* begin Record excerpts *

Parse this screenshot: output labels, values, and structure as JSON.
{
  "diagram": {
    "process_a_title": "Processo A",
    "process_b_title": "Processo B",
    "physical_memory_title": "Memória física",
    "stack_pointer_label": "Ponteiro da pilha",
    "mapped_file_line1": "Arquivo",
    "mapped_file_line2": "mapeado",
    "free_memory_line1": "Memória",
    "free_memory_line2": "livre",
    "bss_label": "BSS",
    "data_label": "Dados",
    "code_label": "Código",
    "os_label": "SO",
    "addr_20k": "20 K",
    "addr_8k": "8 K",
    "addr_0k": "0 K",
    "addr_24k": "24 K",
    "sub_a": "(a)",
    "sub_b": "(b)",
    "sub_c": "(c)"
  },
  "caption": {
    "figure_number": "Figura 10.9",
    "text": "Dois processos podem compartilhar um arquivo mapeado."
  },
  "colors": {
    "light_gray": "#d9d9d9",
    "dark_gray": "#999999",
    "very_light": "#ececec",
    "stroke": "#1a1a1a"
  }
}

* end Record excerpts *
* begin Record excerpts *

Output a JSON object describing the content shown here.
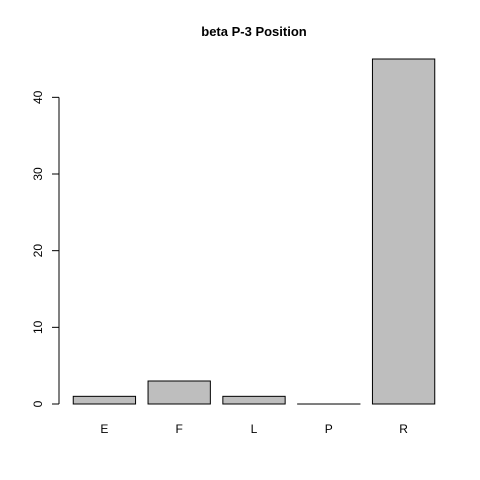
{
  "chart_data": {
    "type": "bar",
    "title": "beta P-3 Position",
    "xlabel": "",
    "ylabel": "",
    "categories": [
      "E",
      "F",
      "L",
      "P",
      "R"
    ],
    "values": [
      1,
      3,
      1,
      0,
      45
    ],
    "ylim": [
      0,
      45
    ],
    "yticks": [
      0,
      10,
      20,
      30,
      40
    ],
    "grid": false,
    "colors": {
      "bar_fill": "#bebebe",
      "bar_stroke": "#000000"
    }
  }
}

* end Record excerpts *

Job
Look through the listing above. Pick out each line with "mapeado" and copy it.

Solution to this problem
    "mapped_file_line2": "mapeado",
    "text": "Dois processos podem compartilhar um arquivo mapeado."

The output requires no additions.